-- begin --

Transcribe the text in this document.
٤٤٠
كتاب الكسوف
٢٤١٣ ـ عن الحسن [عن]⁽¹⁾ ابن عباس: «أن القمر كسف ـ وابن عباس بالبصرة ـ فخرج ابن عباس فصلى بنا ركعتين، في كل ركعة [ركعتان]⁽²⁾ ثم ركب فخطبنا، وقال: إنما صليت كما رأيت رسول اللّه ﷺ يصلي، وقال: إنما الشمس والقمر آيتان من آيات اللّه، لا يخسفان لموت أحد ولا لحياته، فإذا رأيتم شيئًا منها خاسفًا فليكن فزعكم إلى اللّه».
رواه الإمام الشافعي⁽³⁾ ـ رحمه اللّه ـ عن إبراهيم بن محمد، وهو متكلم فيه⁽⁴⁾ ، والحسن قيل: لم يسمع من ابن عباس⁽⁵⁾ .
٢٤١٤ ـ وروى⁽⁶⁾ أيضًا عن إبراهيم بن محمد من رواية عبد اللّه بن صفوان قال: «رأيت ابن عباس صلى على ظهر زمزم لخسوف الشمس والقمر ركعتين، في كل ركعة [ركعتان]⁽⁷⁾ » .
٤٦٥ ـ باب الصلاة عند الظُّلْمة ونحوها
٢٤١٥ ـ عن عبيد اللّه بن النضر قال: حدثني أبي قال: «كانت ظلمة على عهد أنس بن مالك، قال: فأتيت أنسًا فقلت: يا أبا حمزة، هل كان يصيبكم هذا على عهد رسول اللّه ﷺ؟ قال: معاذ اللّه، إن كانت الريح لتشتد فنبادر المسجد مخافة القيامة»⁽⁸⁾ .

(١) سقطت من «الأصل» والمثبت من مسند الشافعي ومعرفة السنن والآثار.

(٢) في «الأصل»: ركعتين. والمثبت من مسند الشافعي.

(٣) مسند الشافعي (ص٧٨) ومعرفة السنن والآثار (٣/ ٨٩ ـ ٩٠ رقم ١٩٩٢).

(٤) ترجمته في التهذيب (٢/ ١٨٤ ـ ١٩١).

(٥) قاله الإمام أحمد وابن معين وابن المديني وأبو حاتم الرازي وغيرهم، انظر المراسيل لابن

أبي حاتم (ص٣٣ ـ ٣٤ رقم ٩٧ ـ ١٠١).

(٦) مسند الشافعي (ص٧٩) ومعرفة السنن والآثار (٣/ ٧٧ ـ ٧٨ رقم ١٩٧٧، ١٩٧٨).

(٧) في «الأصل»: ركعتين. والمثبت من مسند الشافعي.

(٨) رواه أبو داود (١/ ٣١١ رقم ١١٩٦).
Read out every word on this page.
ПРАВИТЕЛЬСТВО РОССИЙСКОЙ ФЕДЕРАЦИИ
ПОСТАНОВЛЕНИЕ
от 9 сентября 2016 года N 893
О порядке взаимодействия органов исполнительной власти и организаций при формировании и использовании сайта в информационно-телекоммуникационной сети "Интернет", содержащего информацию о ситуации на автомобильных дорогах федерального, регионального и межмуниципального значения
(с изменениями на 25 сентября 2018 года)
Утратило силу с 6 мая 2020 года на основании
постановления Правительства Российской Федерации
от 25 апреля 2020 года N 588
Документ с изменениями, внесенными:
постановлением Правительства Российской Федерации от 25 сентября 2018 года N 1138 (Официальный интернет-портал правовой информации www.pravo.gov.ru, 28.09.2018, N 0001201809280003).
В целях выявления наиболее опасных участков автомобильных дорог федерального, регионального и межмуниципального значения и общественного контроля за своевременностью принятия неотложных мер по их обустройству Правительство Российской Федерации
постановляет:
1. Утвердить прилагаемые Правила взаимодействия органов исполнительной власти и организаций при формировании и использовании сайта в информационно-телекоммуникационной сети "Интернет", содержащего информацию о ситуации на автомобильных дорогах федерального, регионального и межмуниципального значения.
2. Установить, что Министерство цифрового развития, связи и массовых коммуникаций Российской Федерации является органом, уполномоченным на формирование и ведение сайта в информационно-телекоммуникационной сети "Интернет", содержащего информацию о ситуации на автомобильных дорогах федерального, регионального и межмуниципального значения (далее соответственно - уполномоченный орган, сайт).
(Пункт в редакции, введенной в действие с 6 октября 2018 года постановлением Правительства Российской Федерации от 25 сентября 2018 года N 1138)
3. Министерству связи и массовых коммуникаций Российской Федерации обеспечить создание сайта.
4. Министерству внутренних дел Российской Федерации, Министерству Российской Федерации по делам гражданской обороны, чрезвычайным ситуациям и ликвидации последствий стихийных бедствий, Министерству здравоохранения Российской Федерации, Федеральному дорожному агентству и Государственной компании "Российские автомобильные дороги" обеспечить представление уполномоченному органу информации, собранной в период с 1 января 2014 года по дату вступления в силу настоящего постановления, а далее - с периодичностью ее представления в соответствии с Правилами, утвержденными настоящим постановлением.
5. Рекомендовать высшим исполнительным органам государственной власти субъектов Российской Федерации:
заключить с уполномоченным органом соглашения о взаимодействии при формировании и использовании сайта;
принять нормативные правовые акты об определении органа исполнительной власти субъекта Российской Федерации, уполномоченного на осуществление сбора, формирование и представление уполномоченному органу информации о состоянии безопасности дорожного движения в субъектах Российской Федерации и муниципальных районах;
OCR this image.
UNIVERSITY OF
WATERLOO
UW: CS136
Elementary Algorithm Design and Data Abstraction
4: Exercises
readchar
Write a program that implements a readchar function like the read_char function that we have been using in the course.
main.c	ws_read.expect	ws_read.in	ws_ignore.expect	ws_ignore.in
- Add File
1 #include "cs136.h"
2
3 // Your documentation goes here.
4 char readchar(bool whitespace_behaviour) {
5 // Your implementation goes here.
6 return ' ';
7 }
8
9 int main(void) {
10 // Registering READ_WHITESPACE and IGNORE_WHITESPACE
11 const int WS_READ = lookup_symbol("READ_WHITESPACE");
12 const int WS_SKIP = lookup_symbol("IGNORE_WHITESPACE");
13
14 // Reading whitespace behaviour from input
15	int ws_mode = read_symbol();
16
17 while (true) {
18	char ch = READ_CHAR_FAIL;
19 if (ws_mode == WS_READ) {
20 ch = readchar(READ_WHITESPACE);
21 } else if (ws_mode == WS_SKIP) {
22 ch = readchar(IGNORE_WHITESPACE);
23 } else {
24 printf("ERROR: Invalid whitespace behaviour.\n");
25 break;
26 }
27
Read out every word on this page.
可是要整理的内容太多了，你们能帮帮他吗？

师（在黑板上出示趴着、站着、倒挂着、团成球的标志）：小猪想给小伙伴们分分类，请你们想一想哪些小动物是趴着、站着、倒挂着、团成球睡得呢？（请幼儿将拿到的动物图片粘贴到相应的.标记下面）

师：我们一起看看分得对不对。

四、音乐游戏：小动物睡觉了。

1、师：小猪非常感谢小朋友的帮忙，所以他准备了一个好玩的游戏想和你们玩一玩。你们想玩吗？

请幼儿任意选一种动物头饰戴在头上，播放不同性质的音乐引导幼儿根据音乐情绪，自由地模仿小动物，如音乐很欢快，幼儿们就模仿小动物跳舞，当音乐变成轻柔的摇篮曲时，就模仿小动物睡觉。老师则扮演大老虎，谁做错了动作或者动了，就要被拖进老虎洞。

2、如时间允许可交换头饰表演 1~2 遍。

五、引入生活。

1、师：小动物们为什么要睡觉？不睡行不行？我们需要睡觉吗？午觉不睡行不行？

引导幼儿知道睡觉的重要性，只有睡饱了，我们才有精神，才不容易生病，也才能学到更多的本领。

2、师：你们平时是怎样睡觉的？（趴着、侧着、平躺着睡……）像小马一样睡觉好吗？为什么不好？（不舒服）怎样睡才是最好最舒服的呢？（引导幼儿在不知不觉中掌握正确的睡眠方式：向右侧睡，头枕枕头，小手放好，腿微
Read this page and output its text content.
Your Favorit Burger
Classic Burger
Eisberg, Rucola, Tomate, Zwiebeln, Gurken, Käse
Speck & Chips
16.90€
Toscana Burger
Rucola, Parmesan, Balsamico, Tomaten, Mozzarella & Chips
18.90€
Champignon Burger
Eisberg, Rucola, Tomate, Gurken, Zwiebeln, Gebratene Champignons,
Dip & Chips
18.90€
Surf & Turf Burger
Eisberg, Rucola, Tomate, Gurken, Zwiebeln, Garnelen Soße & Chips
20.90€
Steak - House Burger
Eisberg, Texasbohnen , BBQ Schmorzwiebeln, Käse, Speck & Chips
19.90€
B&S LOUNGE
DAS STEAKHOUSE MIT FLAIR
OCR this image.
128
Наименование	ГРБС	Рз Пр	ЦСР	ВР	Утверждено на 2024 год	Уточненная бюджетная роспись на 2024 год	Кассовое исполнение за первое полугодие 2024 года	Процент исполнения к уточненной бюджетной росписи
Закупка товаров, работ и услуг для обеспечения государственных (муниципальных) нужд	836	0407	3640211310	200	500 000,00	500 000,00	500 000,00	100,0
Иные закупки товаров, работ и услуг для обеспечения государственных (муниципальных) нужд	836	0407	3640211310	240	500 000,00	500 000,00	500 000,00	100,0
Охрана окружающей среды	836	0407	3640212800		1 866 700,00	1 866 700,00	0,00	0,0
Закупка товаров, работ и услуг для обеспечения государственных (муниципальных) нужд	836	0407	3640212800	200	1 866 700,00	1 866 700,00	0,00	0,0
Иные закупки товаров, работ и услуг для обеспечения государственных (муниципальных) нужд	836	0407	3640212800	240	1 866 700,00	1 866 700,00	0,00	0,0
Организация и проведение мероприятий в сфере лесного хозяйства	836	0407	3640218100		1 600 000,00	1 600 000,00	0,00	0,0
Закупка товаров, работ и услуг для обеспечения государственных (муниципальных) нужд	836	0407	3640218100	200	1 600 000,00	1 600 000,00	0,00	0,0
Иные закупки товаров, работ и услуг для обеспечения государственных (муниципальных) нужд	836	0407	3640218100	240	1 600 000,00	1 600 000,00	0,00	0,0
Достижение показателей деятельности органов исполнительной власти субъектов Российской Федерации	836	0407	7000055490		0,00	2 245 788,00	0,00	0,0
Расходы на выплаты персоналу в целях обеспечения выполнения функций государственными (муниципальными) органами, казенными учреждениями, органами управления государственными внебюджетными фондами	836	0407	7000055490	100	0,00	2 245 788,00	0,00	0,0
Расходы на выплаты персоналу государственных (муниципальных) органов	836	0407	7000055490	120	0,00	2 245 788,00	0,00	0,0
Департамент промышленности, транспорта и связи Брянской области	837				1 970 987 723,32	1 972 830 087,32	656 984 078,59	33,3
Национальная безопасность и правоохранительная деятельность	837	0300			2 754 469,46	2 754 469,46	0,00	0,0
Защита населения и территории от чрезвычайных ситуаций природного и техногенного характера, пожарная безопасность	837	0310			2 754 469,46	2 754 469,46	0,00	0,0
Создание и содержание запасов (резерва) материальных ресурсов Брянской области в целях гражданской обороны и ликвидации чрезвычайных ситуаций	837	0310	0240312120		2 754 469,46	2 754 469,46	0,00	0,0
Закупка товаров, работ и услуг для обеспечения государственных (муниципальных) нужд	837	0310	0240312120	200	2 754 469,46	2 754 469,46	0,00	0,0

-- end --

Say how many lines include the word "والمثبت"; reply with the number alone.

3